-- START Data --

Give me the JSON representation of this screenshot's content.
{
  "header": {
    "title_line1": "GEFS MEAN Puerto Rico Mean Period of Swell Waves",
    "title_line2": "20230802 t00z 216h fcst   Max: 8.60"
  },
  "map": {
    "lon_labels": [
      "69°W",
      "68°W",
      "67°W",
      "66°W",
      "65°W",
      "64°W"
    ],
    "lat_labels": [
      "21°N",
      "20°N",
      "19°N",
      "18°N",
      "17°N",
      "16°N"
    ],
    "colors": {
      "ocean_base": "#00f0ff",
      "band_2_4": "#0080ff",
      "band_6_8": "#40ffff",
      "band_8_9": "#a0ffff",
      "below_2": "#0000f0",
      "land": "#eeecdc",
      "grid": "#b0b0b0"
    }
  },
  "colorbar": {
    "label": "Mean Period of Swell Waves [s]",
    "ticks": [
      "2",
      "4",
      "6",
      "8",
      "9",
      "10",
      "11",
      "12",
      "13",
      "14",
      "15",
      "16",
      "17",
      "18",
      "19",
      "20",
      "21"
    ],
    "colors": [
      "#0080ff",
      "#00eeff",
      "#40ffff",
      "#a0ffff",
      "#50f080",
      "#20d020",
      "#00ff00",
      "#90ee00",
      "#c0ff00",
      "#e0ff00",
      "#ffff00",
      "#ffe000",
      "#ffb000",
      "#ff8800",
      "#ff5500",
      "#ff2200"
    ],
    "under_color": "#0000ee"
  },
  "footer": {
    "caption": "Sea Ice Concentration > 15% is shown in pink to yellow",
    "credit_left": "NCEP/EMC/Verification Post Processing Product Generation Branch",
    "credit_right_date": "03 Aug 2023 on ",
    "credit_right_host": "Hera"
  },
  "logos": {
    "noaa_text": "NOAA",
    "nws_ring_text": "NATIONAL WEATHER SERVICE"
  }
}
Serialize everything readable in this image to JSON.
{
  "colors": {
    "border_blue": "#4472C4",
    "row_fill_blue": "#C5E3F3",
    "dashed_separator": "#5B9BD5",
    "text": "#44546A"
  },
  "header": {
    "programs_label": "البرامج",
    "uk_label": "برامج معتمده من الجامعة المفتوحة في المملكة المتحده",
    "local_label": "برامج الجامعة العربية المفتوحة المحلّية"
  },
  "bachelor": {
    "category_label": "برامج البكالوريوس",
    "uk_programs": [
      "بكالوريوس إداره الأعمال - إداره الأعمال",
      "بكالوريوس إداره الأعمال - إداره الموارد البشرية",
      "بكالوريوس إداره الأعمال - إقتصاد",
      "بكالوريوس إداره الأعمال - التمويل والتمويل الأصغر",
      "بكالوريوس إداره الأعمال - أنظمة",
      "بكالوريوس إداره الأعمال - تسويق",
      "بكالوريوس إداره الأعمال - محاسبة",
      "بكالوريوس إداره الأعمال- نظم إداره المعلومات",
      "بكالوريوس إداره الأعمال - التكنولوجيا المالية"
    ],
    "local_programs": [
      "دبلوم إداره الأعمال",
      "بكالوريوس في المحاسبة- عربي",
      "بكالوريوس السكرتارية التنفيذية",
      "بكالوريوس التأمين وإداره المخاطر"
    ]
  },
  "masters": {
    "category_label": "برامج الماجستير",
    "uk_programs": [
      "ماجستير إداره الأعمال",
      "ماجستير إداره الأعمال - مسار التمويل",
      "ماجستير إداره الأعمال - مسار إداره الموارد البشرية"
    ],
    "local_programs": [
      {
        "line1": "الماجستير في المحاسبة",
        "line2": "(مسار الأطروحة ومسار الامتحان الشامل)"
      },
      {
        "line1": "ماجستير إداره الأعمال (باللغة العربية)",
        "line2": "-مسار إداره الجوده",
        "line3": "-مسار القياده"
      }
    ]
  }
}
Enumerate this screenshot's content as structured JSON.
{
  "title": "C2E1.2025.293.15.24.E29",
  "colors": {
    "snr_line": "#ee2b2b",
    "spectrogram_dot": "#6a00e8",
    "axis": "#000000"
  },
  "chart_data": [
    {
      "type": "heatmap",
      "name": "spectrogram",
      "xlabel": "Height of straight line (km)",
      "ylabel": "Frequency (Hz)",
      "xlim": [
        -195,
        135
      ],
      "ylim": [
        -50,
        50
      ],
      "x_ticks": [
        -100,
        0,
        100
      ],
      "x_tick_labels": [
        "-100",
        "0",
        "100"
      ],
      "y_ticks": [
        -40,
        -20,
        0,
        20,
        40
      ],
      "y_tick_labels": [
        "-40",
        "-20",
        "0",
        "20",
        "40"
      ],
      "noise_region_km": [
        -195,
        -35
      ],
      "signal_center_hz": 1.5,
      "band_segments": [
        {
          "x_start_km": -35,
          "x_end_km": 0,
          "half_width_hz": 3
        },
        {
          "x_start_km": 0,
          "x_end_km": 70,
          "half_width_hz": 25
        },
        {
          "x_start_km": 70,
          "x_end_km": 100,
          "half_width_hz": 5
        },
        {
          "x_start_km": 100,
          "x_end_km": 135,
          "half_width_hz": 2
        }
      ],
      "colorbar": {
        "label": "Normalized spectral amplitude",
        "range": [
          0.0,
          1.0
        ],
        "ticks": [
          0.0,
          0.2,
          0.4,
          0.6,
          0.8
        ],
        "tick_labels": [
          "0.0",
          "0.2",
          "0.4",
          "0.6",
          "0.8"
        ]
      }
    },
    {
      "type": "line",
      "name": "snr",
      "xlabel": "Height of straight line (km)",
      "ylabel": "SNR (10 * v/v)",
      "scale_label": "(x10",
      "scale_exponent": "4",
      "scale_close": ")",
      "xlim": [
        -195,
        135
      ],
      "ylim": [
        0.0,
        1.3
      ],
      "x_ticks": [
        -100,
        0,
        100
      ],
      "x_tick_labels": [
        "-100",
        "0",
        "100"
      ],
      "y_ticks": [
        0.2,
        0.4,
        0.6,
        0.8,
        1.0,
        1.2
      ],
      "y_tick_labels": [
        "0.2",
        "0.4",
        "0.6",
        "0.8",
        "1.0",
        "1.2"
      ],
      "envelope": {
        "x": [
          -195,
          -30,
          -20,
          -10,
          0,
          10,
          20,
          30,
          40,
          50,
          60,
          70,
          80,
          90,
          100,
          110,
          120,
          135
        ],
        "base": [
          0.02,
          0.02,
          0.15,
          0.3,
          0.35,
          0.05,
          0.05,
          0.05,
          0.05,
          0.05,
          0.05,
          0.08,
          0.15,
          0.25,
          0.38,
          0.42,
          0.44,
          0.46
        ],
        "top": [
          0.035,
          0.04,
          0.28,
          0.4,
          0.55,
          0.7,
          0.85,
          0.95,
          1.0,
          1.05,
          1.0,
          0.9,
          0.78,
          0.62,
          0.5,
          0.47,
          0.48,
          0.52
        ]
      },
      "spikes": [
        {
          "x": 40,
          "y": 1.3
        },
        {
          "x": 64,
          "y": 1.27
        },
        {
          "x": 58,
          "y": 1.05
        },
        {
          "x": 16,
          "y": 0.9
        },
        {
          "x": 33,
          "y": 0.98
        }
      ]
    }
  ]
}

-- END Data --

Exercise objective: Write out the data exactly as it stands.

The output:
Give me the JSON representation of this screenshot's content.
{
  "header": {
    "title_line1": "GEFS MEAN Puerto Rico Mean Period of Swell Waves",
    "title_line2": "20230802 t00z 216h fcst   Max: 8.60"
  },
  "map": {
    "lon_labels": [
      "69°W",
      "68°W",
      "67°W",
      "66°W",
      "65°W",
      "64°W"
    ],
    "lat_labels": [
      "21°N",
      "20°N",
      "19°N",
      "18°N",
      "17°N",
      "16°N"
    ],
    "colors": {
      "ocean_base": "#00f0ff",
      "band_2_4": "#0080ff",
      "band_6_8": "#40ffff",
      "band_8_9": "#a0ffff",
      "below_2": "#0000f0",
      "land": "#eeecdc",
      "grid": "#b0b0b0"
    }
  },
  "colorbar": {
    "label": "Mean Period of Swell Waves [s]",
    "ticks": [
      "2",
      "4",
      "6",
      "8",
      "9",
      "10",
      "11",
      "12",
      "13",
      "14",
      "15",
      "16",
      "17",
      "18",
      "19",
      "20",
      "21"
    ],
    "colors": [
      "#0080ff",
      "#00eeff",
      "#40ffff",
      "#a0ffff",
      "#50f080",
      "#20d020",
      "#00ff00",
      "#90ee00",
      "#c0ff00",
      "#e0ff00",
      "#ffff00",
      "#ffe000",
      "#ffb000",
      "#ff8800",
      "#ff5500",
      "#ff2200"
    ],
    "under_color": "#0000ee"
  },
  "footer": {
    "caption": "Sea Ice Concentration > 15% is shown in pink to yellow",
    "credit_left": "NCEP/EMC/Verification Post Processing Product Generation Branch",
    "credit_right_date": "03 Aug 2023 on ",
    "credit_right_host": "Hera"
  },
  "logos": {
    "noaa_text": "NOAA",
    "nws_ring_text": "NATIONAL WEATHER SERVICE"
  }
}
Serialize everything readable in this image to JSON.
{
  "colors": {
    "border_blue": "#4472C4",
    "row_fill_blue": "#C5E3F3",
    "dashed_separator": "#5B9BD5",
    "text": "#44546A"
  },
  "header": {
    "programs_label": "البرامج",
    "uk_label": "برامج معتمده من الجامعة المفتوحة في المملكة المتحده",
    "local_label": "برامج الجامعة العربية المفتوحة المحلّية"
  },
  "bachelor": {
    "category_label": "برامج البكالوريوس",
    "uk_programs": [
      "بكالوريوس إداره الأعمال - إداره الأعمال",
      "بكالوريوس إداره الأعمال - إداره الموارد البشرية",
      "بكالوريوس إداره الأعمال - إقتصاد",
      "بكالوريوس إداره الأعمال - التمويل والتمويل الأصغر",
      "بكالوريوس إداره الأعمال - أنظمة",
      "بكالوريوس إداره الأعمال - تسويق",
      "بكالوريوس إداره الأعمال - محاسبة",
      "بكالوريوس إداره الأعمال- نظم إداره المعلومات",
      "بكالوريوس إداره الأعمال - التكنولوجيا المالية"
    ],
    "local_programs": [
      "دبلوم إداره الأعمال",
      "بكالوريوس في المحاسبة- عربي",
      "بكالوريوس السكرتارية التنفيذية",
      "بكالوريوس التأمين وإداره المخاطر"
    ]
  },
  "masters": {
    "category_label": "برامج الماجستير",
    "uk_programs": [
      "ماجستير إداره الأعمال",
      "ماجستير إداره الأعمال - مسار التمويل",
      "ماجستير إداره الأعمال - مسار إداره الموارد البشرية"
    ],
    "local_programs": [
      {
        "line1": "الماجستير في المحاسبة",
        "line2": "(مسار الأطروحة ومسار الامتحان الشامل)"
      },
      {
        "line1": "ماجستير إداره الأعمال (باللغة العربية)",
        "line2": "-مسار إداره الجوده",
        "line3": "-مسار القياده"
      }
    ]
  }
}
Enumerate this screenshot's content as structured JSON.
{
  "title": "C2E1.2025.293.15.24.E29",
  "colors": {
    "snr_line": "#ee2b2b",
    "spectrogram_dot": "#6a00e8",
    "axis": "#000000"
  },
  "chart_data": [
    {
      "type": "heatmap",
      "name": "spectrogram",
      "xlabel": "Height of straight line (km)",
      "ylabel": "Frequency (Hz)",
      "xlim": [
        -195,
        135
      ],
      "ylim": [
        -50,
        50
      ],
      "x_ticks": [
        -100,
        0,
        100
      ],
      "x_tick_labels": [
        "-100",
        "0",
        "100"
      ],
      "y_ticks": [
        -40,
        -20,
        0,
        20,
        40
      ],
      "y_tick_labels": [
        "-40",
        "-20",
        "0",
        "20",
        "40"
      ],
      "noise_region_km": [
        -195,
        -35
      ],
      "signal_center_hz": 1.5,
      "band_segments": [
        {
          "x_start_km": -35,
          "x_end_km": 0,
          "half_width_hz": 3
        },
        {
          "x_start_km": 0,
          "x_end_km": 70,
          "half_width_hz": 25
        },
        {
          "x_start_km": 70,
          "x_end_km": 100,
          "half_width_hz": 5
        },
        {
          "x_start_km": 100,
          "x_end_km": 135,
          "half_width_hz": 2
        }
      ],
      "colorbar": {
        "label": "Normalized spectral amplitude",
        "range": [
          0.0,
          1.0
        ],
        "ticks": [
          0.0,
          0.2,
          0.4,
          0.6,
          0.8
        ],
        "tick_labels": [
          "0.0",
          "0.2",
          "0.4",
          "0.6",
          "0.8"
        ]
      }
    },
    {
      "type": "line",
      "name": "snr",
      "xlabel": "Height of straight line (km)",
      "ylabel": "SNR (10 * v/v)",
      "scale_label": "(x10",
      "scale_exponent": "4",
      "scale_close": ")",
      "xlim": [
        -195,
        135
      ],
      "ylim": [
        0.0,
        1.3
      ],
      "x_ticks": [
        -100,
        0,
        100
      ],
      "x_tick_labels": [
        "-100",
        "0",
        "100"
      ],
      "y_ticks": [
        0.2,
        0.4,
        0.6,
        0.8,
        1.0,
        1.2
      ],
      "y_tick_labels": [
        "0.2",
        "0.4",
        "0.6",
        "0.8",
        "1.0",
        "1.2"
      ],
      "envelope": {
        "x": [
          -195,
          -30,
          -20,
          -10,
          0,
          10,
          20,
          30,
          40,
          50,
          60,
          70,
          80,
          90,
          100,
          110,
          120,
          135
        ],
        "base": [
          0.02,
          0.02,
          0.15,
          0.3,
          0.35,
          0.05,
          0.05,
          0.05,
          0.05,
          0.05,
          0.05,
          0.08,
          0.15,
          0.25,
          0.38,
          0.42,
          0.44,
          0.46
        ],
        "top": [
          0.035,
          0.04,
          0.28,
          0.4,
          0.55,
          0.7,
          0.85,
          0.95,
          1.0,
          1.05,
          1.0,
          0.9,
          0.78,
          0.62,
          0.5,
          0.47,
          0.48,
          0.52
        ]
      },
      "spikes": [
        {
          "x": 40,
          "y": 1.3
        },
        {
          "x": 64,
          "y": 1.27
        },
        {
          "x": 58,
          "y": 1.05
        },
        {
          "x": 16,
          "y": 0.9
        },
        {
          "x": 33,
          "y": 0.98
        }
      ]
    }
  ]
}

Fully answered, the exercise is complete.